# Part of a data file:
····················
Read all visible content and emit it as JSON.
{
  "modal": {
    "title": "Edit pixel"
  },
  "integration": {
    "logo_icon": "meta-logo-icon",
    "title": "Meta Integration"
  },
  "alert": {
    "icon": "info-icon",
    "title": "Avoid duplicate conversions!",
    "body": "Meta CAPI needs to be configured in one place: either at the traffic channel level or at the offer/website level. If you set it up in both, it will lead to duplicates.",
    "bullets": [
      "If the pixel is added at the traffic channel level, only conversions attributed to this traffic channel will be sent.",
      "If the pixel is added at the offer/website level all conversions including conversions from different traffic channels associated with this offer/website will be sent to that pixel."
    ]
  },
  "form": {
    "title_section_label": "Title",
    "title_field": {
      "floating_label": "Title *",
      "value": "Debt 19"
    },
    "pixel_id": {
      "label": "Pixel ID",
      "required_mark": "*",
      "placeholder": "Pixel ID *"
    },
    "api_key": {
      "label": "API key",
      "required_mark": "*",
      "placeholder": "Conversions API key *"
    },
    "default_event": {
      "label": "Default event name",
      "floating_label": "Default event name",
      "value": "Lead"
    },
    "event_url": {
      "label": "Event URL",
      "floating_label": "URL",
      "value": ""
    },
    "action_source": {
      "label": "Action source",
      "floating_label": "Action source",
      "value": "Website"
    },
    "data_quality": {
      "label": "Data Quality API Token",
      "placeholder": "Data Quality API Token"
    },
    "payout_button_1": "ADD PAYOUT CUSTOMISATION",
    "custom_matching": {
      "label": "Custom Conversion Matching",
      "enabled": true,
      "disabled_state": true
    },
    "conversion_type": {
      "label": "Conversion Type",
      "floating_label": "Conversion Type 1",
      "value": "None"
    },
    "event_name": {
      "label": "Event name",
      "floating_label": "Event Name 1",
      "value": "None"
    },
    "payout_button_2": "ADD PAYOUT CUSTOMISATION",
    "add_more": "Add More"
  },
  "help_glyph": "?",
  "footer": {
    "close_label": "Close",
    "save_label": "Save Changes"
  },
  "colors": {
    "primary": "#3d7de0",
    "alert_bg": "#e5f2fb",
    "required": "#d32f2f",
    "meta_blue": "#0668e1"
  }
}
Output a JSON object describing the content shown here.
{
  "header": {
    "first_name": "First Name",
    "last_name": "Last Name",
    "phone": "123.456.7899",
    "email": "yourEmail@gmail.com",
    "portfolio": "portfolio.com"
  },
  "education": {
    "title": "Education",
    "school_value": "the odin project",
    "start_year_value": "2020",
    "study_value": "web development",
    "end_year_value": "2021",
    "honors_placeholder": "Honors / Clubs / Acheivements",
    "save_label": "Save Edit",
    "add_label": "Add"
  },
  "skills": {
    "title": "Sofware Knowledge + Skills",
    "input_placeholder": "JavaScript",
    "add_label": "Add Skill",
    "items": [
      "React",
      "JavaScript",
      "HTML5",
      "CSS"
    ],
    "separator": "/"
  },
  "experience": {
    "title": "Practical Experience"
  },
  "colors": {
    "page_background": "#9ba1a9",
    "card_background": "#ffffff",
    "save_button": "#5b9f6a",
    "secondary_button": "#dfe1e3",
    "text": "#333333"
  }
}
····················
# WORK INSTRUCTIONS:
Please set down all the data word for word.

# TASK SOLUTION:
Read all visible content and emit it as JSON.
{
  "modal": {
    "title": "Edit pixel"
  },
  "integration": {
    "logo_icon": "meta-logo-icon",
    "title": "Meta Integration"
  },
  "alert": {
    "icon": "info-icon",
    "title": "Avoid duplicate conversions!",
    "body": "Meta CAPI needs to be configured in one place: either at the traffic channel level or at the offer/website level. If you set it up in both, it will lead to duplicates.",
    "bullets": [
      "If the pixel is added at the traffic channel level, only conversions attributed to this traffic channel will be sent.",
      "If the pixel is added at the offer/website level all conversions including conversions from different traffic channels associated with this offer/website will be sent to that pixel."
    ]
  },
  "form": {
    "title_section_label": "Title",
    "title_field": {
      "floating_label": "Title *",
      "value": "Debt 19"
    },
    "pixel_id": {
      "label": "Pixel ID",
      "required_mark": "*",
      "placeholder": "Pixel ID *"
    },
    "api_key": {
      "label": "API key",
      "required_mark": "*",
      "placeholder": "Conversions API key *"
    },
    "default_event": {
      "label": "Default event name",
      "floating_label": "Default event name",
      "value": "Lead"
    },
    "event_url": {
      "label": "Event URL",
      "floating_label": "URL",
      "value": ""
    },
    "action_source": {
      "label": "Action source",
      "floating_label": "Action source",
      "value": "Website"
    },
    "data_quality": {
      "label": "Data Quality API Token",
      "placeholder": "Data Quality API Token"
    },
    "payout_button_1": "ADD PAYOUT CUSTOMISATION",
    "custom_matching": {
      "label": "Custom Conversion Matching",
      "enabled": true,
      "disabled_state": true
    },
    "conversion_type": {
      "label": "Conversion Type",
      "floating_label": "Conversion Type 1",
      "value": "None"
    },
    "event_name": {
      "label": "Event name",
      "floating_label": "Event Name 1",
      "value": "None"
    },
    "payout_button_2": "ADD PAYOUT CUSTOMISATION",
    "add_more": "Add More"
  },
  "help_glyph": "?",
  "footer": {
    "close_label": "Close",
    "save_label": "Save Changes"
  },
  "colors": {
    "primary": "#3d7de0",
    "alert_bg": "#e5f2fb",
    "required": "#d32f2f",
    "meta_blue": "#0668e1"
  }
}
Output a JSON object describing the content shown here.
{
  "header": {
    "first_name": "First Name",
    "last_name": "Last Name",
    "phone": "123.456.7899",
    "email": "yourEmail@gmail.com",
    "portfolio": "portfolio.com"
  },
  "education": {
    "title": "Education",
    "school_value": "the odin project",
    "start_year_value": "2020",
    "study_value": "web development",
    "end_year_value": "2021",
    "honors_placeholder": "Honors / Clubs / Acheivements",
    "save_label": "Save Edit",
    "add_label": "Add"
  },
  "skills": {
    "title": "Sofware Knowledge + Skills",
    "input_placeholder": "JavaScript",
    "add_label": "Add Skill",
    "items": [
      "React",
      "JavaScript",
      "HTML5",
      "CSS"
    ],
    "separator": "/"
  },
  "experience": {
    "title": "Practical Experience"
  },
  "colors": {
    "page_background": "#9ba1a9",
    "card_background": "#ffffff",
    "save_button": "#5b9f6a",
    "secondary_button": "#dfe1e3",
    "text": "#333333"
  }
}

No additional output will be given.